>> Begin Input for this task
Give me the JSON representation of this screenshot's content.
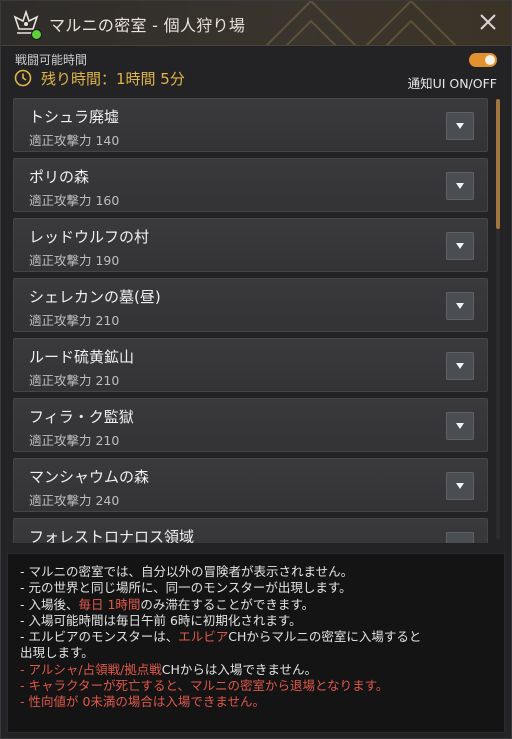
{
  "window": {
    "title": "マルニの密室 - 個人狩り場"
  },
  "header": {
    "battle_time_label": "戦闘可能時間",
    "remaining_time": "残り時間：1時間 5分",
    "notify_label": "通知UI ON/OFF",
    "notify_on": true
  },
  "zones": [
    {
      "name": "トシュラ廃墟",
      "power": "適正攻撃力 140"
    },
    {
      "name": "ポリの森",
      "power": "適正攻撃力 160"
    },
    {
      "name": "レッドウルフの村",
      "power": "適正攻撃力 190"
    },
    {
      "name": "シェレカンの墓(昼)",
      "power": "適正攻撃力 210"
    },
    {
      "name": "ルード硫黄鉱山",
      "power": "適正攻撃力 210"
    },
    {
      "name": "フィラ・ク監獄",
      "power": "適正攻撃力 210"
    },
    {
      "name": "マンシャウムの森",
      "power": "適正攻撃力 240"
    },
    {
      "name": "フォレストロナロス領域",
      "power": ""
    }
  ],
  "notes": {
    "line1": "- マルニの密室では、自分以外の冒険者が表示されません。",
    "line2": "- 元の世界と同じ場所に、同一のモンスターが出現します。",
    "line3_pre": "- 入場後、",
    "line3_red": "毎日 1時間",
    "line3_post": "のみ滞在することができます。",
    "line4": "- 入場可能時間は毎日午前 6時に初期化されます。",
    "line5_pre": "- エルビアのモンスターは、",
    "line5_red": "エルビア",
    "line5_post": "CHからマルニの密室に入場すると",
    "line6": "出現します。",
    "line7_red": "- アルシャ/占領戦/拠点戦",
    "line7_post": "CHからは入場できません。",
    "line8": "- キャラクターが死亡すると、マルニの密室から退場となります。",
    "line9": "- 性向値が 0未満の場合は入場できません。"
  },
  "colors": {
    "accent": "#e0b548",
    "toggle": "#e2912e",
    "warning": "#e0584a"
  },
  "icons": {
    "title": "crown-emblem-icon",
    "clock": "clock-icon",
    "close": "close-icon",
    "expand": "chevron-down-icon"
  }
}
>> End Input for this task
◆ **Stated goal**:
Only lines with the word "適正攻撃力" should be collected from the material.

◆ **Problem solution**:
      "power": "適正攻撃力 140"
      "power": "適正攻撃力 160"
      "power": "適正攻撃力 190"
      "power": "適正攻撃力 210"
      "power": "適正攻撃力 210"
      "power": "適正攻撃力 210"
      "power": "適正攻撃力 240"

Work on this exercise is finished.